WHAT IS NEEDED: Which lines contain the string "Speaks"? Please list every one of them.

AVAILABLE RECORDS:
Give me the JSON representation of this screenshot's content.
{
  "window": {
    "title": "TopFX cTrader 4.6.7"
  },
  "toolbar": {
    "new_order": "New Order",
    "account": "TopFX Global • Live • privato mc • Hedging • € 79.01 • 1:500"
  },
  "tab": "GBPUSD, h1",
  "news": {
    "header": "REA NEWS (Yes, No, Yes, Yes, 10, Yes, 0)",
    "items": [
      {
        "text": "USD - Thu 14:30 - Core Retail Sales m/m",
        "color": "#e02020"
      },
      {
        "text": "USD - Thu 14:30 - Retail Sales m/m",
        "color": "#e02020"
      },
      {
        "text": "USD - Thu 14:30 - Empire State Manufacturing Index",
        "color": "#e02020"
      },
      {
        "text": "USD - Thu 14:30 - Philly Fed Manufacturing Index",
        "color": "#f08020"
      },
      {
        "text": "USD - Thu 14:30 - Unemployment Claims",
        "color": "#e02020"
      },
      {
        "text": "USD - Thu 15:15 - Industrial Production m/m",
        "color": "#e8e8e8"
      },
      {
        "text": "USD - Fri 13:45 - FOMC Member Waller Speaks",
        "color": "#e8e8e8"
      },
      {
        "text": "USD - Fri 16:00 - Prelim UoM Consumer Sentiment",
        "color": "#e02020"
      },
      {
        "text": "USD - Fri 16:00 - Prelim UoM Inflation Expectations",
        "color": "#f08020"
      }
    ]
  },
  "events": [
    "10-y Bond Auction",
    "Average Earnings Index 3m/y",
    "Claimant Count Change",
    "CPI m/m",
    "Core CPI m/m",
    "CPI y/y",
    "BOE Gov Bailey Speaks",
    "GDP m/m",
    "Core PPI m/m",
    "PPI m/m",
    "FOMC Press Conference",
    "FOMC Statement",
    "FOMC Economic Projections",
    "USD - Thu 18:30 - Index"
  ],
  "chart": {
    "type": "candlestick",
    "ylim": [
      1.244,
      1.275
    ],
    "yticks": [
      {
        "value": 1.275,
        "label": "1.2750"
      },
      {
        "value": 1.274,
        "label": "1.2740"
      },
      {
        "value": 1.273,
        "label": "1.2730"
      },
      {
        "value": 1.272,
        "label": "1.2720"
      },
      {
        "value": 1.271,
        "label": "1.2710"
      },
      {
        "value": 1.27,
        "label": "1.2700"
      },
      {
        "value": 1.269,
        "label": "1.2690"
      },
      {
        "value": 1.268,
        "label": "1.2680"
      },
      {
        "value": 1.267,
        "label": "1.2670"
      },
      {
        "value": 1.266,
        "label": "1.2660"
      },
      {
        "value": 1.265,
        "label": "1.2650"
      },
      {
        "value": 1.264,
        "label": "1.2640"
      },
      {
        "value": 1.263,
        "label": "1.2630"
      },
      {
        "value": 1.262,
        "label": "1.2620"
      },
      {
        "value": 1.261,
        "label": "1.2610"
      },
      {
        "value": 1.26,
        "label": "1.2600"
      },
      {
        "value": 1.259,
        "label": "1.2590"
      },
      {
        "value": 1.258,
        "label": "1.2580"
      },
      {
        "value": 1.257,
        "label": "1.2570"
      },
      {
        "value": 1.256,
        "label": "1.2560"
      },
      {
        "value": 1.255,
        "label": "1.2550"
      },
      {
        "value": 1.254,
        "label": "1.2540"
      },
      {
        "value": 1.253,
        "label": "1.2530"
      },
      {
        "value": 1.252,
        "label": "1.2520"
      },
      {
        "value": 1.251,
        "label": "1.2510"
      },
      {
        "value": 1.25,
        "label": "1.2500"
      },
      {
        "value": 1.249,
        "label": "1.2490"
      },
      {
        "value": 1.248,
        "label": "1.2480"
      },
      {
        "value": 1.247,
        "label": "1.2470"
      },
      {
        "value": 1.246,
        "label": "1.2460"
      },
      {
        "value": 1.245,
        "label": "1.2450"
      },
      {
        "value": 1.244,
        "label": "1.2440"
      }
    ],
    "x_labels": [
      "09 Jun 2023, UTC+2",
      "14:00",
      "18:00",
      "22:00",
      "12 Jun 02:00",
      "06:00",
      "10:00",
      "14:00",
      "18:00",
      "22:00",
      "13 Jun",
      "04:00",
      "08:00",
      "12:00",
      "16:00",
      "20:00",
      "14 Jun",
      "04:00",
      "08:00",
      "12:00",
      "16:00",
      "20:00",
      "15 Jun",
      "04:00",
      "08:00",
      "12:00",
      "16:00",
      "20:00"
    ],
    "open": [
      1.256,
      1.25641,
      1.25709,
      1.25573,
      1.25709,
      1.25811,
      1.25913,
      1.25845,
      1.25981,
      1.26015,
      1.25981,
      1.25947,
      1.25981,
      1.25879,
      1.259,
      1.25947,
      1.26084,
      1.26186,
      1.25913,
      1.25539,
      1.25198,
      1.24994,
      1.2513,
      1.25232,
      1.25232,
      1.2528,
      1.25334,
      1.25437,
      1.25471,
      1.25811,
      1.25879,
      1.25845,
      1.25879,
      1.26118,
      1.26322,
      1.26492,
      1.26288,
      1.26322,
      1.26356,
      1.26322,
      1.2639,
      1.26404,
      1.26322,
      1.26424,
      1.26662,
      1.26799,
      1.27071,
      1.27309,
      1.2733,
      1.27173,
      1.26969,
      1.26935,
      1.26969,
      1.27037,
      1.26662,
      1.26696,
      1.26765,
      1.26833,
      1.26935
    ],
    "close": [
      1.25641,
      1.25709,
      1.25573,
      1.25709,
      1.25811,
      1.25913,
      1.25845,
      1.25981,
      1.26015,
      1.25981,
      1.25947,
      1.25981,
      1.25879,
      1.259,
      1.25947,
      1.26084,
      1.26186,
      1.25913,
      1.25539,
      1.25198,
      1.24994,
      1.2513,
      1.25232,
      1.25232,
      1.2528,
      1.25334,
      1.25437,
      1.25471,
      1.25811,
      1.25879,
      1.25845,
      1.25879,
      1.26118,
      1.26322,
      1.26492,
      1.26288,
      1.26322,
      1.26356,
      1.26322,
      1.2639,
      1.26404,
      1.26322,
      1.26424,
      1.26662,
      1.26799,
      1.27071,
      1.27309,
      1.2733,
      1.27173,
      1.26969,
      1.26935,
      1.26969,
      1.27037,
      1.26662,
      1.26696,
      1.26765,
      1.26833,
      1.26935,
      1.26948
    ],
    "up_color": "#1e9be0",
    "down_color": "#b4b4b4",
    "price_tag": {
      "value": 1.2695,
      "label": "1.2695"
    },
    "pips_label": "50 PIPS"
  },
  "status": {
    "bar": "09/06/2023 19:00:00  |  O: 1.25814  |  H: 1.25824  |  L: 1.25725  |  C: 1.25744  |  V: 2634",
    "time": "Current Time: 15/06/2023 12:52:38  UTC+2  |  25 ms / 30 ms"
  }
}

RESULT OF THIS TASK:
        "text": "USD - Fri 13:45 - FOMC Member Waller Speaks",
    "BOE Gov Bailey Speaks",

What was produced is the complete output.